▶ _CHALLENGE_
Begin with the line containing "Parse this chart and return its data as JSON." and copy each line exactly through the last line of the entries, inclusive.

[Start of LISTED RECORDS]

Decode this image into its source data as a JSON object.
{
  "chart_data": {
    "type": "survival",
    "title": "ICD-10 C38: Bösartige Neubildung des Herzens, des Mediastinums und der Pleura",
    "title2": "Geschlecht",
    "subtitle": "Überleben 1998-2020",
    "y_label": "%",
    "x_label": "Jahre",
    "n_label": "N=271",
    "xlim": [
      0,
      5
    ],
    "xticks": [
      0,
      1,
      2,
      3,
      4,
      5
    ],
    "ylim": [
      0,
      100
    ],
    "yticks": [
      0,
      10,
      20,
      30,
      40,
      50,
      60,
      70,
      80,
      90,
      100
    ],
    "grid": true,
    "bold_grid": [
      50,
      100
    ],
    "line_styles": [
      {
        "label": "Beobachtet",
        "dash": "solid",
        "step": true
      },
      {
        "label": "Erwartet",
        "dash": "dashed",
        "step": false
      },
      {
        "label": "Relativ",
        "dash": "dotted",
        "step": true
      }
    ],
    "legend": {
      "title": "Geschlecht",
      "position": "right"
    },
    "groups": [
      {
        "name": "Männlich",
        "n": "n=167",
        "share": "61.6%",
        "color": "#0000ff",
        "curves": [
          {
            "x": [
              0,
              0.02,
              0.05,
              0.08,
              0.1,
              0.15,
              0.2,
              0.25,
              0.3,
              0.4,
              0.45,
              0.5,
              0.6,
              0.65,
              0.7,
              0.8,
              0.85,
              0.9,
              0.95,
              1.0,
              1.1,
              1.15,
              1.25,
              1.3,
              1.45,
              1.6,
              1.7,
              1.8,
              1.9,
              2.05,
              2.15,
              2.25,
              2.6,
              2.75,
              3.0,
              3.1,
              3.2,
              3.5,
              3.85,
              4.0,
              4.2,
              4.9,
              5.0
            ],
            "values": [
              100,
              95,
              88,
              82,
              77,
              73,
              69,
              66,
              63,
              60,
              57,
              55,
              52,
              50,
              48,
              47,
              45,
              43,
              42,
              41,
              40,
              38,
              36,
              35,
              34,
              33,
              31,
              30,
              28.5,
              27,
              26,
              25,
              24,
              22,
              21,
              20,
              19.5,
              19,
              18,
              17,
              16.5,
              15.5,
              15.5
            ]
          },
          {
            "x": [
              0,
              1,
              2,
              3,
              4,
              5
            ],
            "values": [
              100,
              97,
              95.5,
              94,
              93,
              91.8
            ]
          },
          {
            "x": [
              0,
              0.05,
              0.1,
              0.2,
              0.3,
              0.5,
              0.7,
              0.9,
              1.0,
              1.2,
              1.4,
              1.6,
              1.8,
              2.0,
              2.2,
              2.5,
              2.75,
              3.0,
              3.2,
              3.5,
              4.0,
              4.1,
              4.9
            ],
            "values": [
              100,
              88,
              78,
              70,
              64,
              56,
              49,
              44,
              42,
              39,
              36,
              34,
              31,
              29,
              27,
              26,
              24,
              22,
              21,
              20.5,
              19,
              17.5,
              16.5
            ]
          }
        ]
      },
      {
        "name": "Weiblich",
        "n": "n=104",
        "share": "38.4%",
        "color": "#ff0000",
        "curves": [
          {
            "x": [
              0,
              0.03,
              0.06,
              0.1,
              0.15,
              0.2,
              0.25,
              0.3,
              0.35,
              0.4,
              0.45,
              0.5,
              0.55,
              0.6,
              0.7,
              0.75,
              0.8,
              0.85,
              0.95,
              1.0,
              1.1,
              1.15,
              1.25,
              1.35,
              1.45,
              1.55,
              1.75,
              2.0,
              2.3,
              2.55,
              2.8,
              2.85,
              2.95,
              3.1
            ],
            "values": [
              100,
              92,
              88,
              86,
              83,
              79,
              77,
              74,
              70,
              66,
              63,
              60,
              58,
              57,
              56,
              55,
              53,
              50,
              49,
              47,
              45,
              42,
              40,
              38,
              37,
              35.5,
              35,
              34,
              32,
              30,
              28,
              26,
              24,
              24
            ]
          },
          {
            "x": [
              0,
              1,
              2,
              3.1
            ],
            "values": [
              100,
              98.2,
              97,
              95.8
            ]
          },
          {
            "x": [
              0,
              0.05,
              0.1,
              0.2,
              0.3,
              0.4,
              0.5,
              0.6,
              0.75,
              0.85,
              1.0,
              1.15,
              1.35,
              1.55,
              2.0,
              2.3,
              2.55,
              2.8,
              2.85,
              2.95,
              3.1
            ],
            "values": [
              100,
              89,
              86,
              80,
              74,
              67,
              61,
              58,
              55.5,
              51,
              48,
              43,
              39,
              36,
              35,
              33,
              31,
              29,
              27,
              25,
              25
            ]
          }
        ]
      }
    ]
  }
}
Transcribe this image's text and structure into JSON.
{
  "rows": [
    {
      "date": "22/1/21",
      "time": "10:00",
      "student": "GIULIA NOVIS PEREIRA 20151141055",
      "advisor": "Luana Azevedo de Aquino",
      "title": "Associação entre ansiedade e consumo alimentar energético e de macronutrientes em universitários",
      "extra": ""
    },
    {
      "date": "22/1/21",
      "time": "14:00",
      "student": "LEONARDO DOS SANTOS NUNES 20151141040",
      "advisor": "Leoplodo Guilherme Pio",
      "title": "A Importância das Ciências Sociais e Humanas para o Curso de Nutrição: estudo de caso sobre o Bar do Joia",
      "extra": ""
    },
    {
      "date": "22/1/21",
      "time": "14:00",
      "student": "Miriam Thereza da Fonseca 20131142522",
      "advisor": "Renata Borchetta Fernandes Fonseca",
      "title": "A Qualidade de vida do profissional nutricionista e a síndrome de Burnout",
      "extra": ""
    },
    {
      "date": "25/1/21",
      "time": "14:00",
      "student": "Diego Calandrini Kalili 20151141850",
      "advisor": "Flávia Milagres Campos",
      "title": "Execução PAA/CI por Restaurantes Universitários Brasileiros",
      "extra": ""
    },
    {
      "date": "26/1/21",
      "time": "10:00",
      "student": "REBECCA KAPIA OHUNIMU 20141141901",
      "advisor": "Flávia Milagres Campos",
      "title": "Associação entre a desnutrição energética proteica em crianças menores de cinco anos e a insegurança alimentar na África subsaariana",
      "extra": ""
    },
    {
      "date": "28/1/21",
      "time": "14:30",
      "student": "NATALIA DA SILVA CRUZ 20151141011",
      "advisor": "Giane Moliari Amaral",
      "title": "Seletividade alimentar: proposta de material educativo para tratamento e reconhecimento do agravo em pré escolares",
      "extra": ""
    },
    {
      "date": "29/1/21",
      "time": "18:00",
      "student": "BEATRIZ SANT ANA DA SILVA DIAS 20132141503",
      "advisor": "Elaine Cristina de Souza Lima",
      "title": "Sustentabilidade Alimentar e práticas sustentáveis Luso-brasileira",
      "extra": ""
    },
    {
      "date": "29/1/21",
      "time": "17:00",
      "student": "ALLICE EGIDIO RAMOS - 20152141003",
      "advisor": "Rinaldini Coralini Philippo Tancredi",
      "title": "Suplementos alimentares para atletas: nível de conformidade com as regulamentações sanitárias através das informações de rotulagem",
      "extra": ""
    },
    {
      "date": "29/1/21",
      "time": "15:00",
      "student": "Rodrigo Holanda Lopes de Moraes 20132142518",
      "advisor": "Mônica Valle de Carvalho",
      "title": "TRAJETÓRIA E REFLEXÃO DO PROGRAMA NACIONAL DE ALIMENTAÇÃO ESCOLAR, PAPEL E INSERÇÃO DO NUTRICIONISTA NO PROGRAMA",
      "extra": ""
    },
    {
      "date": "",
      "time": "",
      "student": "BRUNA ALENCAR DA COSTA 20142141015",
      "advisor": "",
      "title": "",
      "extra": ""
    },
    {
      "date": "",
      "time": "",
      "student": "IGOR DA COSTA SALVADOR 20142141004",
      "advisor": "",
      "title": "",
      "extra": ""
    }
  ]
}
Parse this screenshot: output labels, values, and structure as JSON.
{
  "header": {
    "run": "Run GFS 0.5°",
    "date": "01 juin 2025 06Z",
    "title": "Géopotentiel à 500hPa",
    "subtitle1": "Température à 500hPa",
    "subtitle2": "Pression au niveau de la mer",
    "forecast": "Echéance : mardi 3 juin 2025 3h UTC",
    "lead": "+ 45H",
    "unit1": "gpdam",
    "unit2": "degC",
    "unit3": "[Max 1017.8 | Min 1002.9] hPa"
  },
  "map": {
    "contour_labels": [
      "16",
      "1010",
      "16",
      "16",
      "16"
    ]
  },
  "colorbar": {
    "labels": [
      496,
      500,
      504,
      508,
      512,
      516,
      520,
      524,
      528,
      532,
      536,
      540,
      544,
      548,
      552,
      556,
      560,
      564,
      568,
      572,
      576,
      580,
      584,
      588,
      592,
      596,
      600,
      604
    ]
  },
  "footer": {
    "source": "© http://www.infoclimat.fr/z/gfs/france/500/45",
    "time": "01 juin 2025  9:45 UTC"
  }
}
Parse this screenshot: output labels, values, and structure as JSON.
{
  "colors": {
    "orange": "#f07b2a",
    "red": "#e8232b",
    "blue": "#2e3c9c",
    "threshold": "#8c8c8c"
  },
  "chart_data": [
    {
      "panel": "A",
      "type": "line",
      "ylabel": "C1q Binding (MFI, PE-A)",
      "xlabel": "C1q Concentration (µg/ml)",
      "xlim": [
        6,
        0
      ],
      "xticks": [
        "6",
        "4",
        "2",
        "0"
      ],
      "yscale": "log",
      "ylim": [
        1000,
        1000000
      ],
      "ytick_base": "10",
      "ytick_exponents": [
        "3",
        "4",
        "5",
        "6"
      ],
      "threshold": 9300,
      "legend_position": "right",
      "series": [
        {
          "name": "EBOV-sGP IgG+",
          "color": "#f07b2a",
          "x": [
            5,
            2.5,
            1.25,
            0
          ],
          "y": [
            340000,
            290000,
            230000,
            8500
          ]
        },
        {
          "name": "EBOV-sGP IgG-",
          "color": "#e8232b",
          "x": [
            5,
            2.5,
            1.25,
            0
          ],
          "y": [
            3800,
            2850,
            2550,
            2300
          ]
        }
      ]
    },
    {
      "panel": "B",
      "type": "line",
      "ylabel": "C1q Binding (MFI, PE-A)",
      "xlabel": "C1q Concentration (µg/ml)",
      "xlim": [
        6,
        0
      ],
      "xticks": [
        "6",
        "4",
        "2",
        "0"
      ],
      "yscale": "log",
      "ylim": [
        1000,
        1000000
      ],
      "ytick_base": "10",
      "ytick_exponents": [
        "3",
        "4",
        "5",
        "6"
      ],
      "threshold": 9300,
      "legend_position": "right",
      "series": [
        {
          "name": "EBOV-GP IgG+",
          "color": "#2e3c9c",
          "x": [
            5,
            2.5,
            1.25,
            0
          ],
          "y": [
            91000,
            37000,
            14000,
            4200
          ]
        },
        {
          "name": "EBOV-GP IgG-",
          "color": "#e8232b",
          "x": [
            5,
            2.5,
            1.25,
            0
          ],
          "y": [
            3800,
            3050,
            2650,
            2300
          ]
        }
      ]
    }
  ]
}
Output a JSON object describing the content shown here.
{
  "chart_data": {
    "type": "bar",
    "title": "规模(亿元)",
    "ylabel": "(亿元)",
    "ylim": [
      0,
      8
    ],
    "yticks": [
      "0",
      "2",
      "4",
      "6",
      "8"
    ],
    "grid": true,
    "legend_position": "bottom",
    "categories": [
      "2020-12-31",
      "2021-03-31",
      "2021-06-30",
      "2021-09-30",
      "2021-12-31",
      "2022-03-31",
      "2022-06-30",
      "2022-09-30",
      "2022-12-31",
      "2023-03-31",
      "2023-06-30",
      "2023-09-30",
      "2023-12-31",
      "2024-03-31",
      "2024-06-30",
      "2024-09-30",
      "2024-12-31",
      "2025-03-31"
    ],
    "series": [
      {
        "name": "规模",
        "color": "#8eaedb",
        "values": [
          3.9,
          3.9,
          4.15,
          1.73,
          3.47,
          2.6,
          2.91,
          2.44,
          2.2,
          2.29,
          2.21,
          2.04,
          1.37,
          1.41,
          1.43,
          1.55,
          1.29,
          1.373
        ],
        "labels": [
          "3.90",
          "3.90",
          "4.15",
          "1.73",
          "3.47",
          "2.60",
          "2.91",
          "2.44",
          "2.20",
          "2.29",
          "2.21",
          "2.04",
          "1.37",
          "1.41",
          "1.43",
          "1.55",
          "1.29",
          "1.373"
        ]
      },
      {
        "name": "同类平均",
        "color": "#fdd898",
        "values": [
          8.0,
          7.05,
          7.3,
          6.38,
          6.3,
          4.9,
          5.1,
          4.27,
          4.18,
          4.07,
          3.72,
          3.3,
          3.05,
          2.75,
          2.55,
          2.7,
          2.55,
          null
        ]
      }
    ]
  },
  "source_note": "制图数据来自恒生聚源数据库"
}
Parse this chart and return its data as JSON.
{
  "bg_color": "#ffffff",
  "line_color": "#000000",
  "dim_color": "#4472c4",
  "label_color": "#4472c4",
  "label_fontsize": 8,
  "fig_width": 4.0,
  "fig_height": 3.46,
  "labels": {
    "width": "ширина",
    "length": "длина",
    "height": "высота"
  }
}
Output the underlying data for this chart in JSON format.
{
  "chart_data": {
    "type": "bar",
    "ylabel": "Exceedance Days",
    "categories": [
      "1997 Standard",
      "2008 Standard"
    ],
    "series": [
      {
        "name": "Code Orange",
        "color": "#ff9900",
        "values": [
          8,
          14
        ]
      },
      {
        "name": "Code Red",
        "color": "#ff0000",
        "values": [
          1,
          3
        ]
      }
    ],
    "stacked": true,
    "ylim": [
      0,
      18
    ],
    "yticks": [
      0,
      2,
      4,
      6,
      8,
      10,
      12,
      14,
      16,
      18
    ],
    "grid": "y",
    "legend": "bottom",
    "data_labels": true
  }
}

[End of LISTED RECORDS]

▶ _EXERCISE RESULT_
Parse this chart and return its data as JSON.
{
  "bg_color": "#ffffff",
  "line_color": "#000000",
  "dim_color": "#4472c4",
  "label_color": "#4472c4",
  "label_fontsize": 8,
  "fig_width": 4.0,
  "fig_height": 3.46,
  "labels": {
    "width": "ширина",
    "length": "длина",
    "height": "высота"
  }
}
Output the underlying data for this chart in JSON format.
{
  "chart_data": {
    "type": "bar",
    "ylabel": "Exceedance Days",
    "categories": [
      "1997 Standard",
      "2008 Standard"
    ],
    "series": [
      {
        "name": "Code Orange",
        "color": "#ff9900",
        "values": [
          8,
          14
        ]
      },
      {
        "name": "Code Red",
        "color": "#ff0000",
        "values": [
          1,
          3
        ]
      }
    ],
    "stacked": true,
    "ylim": [
      0,
      18
    ],
    "yticks": [
      0,
      2,
      4,
      6,
      8,
      10,
      12,
      14,
      16,
      18
    ],
    "grid": "y",
    "legend": "bottom",
    "data_labels": true
  }
}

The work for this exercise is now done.